-- START OF Available data --

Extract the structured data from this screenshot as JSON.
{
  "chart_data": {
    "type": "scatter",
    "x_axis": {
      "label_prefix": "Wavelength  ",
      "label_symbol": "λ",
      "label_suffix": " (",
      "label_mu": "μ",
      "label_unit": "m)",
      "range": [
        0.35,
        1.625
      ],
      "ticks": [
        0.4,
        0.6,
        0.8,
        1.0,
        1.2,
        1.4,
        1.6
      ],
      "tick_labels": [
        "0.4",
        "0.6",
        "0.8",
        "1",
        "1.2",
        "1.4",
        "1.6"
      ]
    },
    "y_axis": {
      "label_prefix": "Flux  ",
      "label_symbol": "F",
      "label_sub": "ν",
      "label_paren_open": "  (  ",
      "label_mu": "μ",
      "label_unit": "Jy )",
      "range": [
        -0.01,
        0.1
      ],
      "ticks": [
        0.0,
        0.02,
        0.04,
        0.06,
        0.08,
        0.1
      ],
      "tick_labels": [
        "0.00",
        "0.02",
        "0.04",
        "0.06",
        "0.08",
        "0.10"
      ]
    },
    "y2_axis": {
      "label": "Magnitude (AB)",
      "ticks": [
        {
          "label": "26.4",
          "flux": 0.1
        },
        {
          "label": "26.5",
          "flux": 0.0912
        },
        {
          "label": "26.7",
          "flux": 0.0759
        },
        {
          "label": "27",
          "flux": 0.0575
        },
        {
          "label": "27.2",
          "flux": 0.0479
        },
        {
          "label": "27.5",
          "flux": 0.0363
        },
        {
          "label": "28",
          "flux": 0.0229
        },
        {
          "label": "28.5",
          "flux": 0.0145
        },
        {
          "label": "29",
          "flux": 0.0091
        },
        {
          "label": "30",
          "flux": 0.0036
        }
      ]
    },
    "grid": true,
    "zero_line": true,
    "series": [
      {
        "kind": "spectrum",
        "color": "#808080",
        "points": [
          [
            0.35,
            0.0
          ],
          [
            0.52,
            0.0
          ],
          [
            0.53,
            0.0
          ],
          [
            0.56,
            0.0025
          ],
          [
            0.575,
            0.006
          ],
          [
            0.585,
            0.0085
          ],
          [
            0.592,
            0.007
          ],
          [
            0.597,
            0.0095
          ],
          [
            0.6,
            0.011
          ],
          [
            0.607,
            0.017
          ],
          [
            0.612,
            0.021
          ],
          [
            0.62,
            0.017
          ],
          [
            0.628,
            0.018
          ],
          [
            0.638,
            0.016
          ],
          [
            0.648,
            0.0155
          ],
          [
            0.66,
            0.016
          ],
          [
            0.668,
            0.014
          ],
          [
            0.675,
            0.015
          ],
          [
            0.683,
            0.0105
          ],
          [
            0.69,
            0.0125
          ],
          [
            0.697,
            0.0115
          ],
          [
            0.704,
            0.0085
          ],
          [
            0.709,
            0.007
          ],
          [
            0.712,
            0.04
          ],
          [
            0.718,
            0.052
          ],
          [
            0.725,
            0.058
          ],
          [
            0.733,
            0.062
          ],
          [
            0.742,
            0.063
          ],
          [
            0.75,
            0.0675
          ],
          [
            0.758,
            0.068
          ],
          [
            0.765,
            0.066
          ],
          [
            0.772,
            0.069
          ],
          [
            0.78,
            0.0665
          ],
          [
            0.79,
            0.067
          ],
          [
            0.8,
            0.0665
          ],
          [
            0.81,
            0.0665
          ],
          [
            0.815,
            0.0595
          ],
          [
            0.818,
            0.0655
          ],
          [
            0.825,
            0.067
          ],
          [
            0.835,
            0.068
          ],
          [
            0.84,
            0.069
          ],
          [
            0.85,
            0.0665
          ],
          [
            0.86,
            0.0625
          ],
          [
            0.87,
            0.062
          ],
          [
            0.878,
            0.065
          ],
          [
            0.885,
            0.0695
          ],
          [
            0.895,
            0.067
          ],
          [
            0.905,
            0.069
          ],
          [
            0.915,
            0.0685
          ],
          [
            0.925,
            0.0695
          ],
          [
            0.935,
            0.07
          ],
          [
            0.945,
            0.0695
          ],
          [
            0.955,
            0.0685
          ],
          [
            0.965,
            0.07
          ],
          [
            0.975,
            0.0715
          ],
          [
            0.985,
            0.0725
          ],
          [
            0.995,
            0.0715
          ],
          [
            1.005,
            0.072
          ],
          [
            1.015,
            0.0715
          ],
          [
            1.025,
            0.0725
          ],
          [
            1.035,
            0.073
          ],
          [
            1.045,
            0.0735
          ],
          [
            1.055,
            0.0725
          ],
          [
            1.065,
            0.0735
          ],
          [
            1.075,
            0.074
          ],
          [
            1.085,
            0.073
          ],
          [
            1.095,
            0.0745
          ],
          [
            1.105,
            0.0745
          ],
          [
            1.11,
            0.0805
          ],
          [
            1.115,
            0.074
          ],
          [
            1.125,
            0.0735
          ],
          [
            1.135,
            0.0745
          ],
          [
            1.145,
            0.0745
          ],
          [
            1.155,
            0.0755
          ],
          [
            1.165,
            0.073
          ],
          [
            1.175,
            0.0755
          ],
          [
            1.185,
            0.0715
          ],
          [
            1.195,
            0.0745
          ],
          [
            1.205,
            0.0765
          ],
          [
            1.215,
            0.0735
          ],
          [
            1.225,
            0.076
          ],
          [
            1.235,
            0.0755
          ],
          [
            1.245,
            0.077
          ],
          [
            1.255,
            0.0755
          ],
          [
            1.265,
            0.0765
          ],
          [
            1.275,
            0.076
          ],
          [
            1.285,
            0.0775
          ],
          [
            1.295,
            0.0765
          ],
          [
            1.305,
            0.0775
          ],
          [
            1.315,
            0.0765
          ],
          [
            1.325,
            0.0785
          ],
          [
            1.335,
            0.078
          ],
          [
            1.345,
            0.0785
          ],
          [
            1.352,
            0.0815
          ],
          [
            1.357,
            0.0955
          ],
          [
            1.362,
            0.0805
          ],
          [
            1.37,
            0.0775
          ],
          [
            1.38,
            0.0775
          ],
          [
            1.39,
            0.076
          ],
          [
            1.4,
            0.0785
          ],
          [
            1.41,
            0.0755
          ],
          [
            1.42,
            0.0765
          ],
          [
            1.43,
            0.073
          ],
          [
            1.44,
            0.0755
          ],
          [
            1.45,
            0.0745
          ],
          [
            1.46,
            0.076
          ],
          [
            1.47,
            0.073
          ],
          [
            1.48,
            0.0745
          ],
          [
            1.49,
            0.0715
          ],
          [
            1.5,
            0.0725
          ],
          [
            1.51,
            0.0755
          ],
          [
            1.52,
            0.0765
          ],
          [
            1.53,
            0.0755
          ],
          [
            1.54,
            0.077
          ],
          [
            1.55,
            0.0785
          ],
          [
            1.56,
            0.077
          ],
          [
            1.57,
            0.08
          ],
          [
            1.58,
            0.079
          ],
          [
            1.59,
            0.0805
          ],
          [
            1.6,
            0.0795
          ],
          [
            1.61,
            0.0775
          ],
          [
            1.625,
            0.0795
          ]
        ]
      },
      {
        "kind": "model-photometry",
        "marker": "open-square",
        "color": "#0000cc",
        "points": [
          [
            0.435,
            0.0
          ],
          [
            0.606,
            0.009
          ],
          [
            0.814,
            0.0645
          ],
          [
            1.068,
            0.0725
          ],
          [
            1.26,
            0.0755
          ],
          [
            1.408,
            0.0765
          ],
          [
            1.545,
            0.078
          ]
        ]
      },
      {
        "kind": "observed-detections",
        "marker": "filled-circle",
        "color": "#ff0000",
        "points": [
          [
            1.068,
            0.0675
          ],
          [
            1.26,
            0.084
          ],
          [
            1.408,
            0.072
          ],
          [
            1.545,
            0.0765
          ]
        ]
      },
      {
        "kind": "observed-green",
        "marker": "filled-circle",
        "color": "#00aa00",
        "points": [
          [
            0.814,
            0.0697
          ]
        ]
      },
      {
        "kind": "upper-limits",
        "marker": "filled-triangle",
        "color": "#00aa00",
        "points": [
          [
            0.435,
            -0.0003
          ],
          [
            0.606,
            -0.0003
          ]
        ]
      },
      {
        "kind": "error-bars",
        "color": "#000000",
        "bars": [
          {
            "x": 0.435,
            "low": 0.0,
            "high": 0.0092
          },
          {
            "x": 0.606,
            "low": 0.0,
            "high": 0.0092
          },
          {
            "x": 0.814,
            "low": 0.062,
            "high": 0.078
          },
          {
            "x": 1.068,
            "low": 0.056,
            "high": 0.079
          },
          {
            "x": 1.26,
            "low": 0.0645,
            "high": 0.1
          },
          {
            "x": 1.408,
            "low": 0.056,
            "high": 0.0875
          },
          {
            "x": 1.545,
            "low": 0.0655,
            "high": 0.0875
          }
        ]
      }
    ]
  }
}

-- END OF Available data --

Give the number of lines in the entries above that include the string "observed". No other output is expected.

### Correct response
2